[WHAT YOU HAVE TO DO]:
In the material below, find each line holding the string "content" and copy it.

[DATA RECORDS]:
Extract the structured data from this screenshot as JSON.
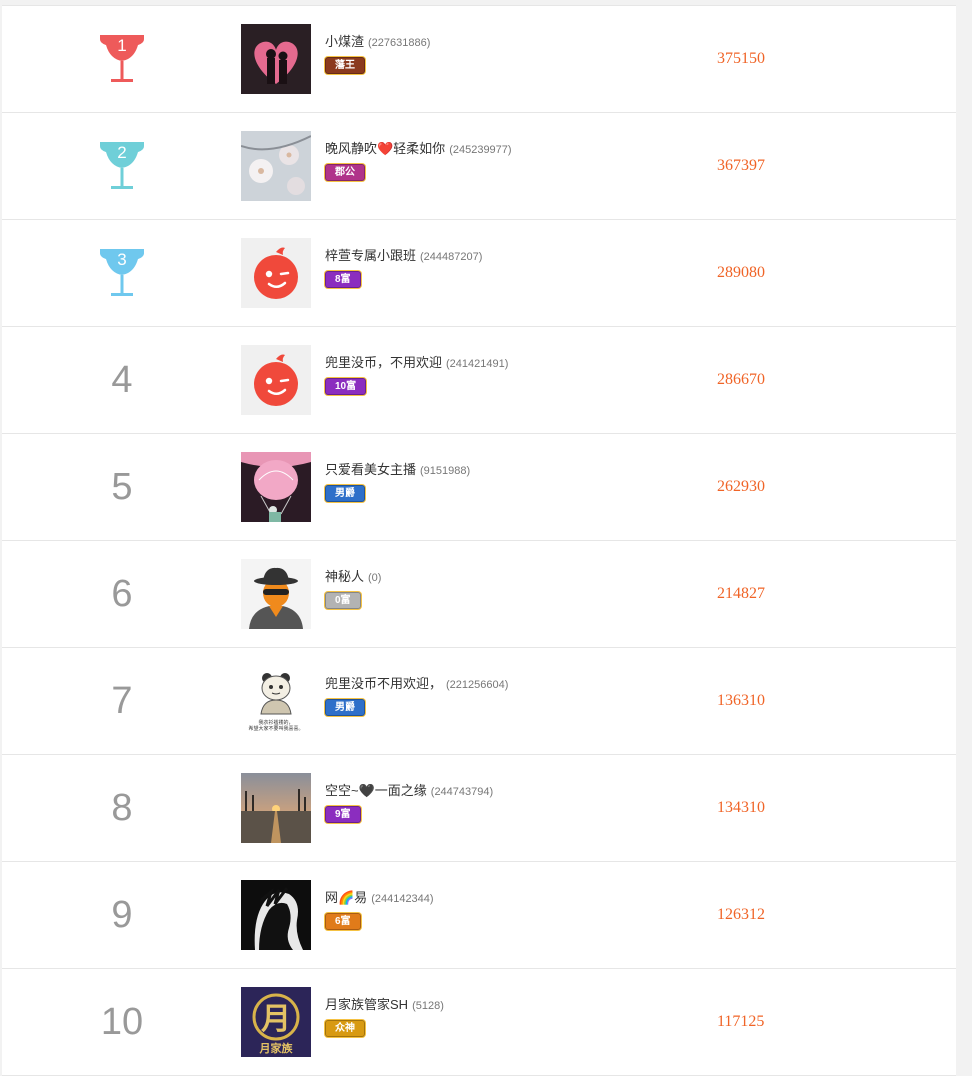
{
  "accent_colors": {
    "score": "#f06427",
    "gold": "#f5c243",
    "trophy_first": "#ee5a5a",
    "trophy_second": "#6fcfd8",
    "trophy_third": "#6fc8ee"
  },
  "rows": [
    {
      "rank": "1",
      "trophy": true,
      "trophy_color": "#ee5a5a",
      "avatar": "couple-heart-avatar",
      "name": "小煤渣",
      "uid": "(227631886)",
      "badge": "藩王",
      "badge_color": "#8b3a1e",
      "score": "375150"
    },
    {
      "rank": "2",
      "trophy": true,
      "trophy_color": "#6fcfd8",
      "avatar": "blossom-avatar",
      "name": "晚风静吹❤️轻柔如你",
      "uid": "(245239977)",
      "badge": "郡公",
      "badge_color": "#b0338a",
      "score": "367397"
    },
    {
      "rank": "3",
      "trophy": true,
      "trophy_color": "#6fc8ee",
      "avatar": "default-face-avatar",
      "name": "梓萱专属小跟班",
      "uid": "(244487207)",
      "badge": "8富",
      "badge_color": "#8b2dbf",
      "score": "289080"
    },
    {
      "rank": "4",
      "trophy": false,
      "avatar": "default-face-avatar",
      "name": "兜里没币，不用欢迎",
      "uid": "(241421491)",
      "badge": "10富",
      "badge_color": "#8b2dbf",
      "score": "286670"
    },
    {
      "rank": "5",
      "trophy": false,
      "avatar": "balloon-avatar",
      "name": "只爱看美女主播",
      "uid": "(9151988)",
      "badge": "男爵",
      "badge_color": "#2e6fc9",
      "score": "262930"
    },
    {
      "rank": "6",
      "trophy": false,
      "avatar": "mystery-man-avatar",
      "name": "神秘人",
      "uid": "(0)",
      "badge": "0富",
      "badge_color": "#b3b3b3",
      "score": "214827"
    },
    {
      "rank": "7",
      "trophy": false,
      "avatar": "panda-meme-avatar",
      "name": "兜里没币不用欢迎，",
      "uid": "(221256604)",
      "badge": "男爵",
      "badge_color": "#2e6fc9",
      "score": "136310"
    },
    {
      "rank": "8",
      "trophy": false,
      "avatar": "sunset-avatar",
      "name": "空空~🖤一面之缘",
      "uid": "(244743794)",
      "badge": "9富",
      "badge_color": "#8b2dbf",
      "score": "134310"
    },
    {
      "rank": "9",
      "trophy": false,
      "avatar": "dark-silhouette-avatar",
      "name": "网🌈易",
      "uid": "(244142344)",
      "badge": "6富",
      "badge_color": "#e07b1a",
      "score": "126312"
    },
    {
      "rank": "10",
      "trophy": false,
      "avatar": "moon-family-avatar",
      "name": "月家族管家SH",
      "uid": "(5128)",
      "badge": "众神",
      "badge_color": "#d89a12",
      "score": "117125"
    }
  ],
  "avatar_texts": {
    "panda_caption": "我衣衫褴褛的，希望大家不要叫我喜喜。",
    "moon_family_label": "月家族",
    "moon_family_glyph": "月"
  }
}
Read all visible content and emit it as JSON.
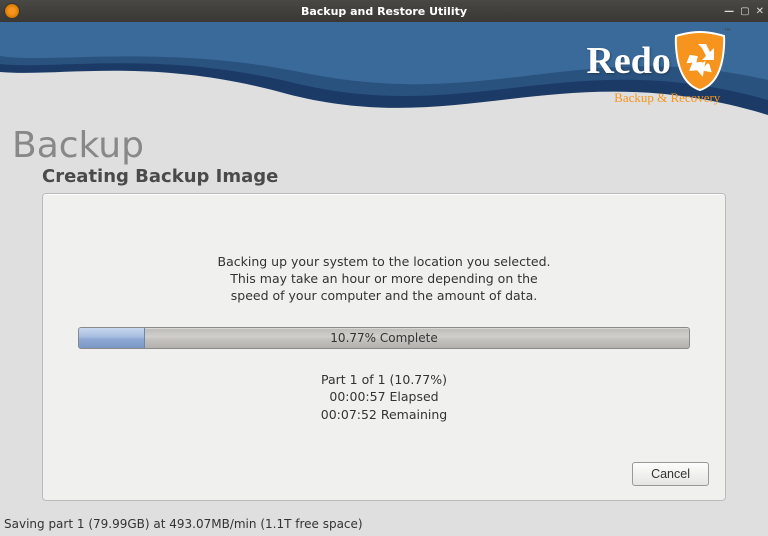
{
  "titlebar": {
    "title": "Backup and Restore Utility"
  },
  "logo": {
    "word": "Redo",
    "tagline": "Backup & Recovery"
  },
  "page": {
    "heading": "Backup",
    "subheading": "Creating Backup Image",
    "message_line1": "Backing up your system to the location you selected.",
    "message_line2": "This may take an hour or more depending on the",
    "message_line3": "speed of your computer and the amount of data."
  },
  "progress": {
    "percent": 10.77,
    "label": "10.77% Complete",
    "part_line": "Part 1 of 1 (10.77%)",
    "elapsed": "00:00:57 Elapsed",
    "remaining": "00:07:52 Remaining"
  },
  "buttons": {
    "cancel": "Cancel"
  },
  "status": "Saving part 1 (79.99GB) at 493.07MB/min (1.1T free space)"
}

...

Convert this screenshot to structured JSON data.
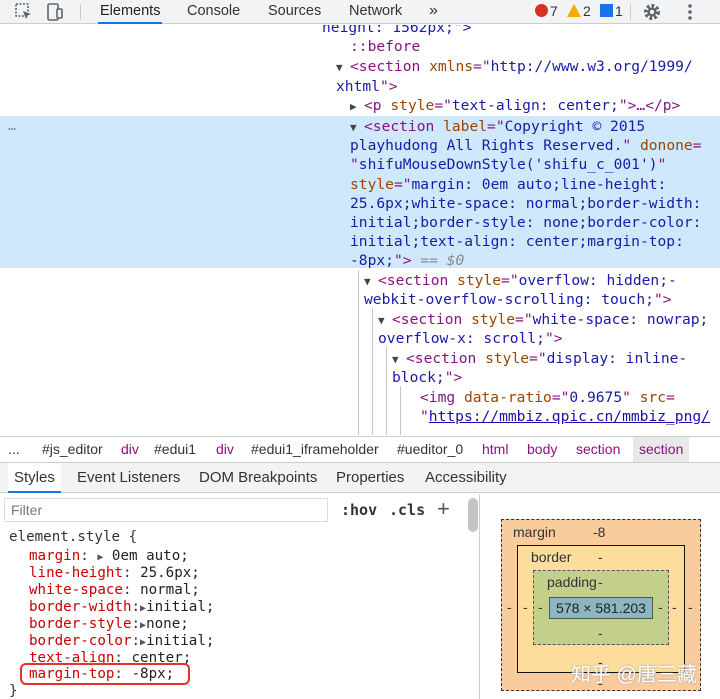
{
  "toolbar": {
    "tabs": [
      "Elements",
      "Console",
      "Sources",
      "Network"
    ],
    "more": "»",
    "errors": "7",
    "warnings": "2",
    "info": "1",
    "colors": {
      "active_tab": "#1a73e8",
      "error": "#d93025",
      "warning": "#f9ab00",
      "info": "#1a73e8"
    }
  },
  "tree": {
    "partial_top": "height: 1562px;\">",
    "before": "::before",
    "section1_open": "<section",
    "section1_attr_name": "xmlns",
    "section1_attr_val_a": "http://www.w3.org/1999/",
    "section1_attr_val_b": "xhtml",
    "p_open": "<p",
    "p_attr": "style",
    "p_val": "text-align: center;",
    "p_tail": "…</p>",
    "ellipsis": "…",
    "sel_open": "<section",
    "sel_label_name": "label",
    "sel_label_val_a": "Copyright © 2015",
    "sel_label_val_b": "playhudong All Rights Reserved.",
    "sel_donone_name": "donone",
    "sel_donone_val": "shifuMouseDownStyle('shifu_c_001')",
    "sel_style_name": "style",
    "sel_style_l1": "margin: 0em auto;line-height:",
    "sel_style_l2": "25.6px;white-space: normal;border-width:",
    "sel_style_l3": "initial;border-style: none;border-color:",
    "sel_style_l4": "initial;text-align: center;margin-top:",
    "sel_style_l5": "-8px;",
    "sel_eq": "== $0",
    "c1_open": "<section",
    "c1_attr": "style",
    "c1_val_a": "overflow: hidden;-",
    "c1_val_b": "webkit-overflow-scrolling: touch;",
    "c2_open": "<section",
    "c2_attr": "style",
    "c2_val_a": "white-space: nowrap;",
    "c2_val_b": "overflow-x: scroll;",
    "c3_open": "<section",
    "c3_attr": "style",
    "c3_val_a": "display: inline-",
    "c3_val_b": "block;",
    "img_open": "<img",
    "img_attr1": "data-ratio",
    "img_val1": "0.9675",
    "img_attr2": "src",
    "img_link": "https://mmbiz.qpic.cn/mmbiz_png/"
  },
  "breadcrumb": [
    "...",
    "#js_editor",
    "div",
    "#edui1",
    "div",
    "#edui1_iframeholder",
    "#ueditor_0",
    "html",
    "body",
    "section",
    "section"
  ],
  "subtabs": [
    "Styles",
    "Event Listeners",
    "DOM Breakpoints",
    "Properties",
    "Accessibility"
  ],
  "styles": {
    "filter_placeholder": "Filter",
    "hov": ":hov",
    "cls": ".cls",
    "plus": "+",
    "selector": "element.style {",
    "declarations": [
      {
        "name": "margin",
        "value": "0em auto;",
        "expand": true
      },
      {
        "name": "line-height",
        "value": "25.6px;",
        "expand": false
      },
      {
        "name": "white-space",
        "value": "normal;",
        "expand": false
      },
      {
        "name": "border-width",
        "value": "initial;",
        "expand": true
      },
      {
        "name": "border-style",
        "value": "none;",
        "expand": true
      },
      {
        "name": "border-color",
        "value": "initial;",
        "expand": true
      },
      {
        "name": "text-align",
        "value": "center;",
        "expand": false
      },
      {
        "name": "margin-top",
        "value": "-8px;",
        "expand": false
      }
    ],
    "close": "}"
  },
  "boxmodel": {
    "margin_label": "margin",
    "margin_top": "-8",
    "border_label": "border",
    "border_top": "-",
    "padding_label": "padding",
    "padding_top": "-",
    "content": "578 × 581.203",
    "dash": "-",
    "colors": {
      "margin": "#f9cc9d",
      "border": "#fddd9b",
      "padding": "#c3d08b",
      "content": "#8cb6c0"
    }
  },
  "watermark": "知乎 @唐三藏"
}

[RESPONSE TO THIS EXERCISE]:
Read all visible content and emit it as JSON.
    "content": "578 × 581.203",
      "content": "#8cb6c0"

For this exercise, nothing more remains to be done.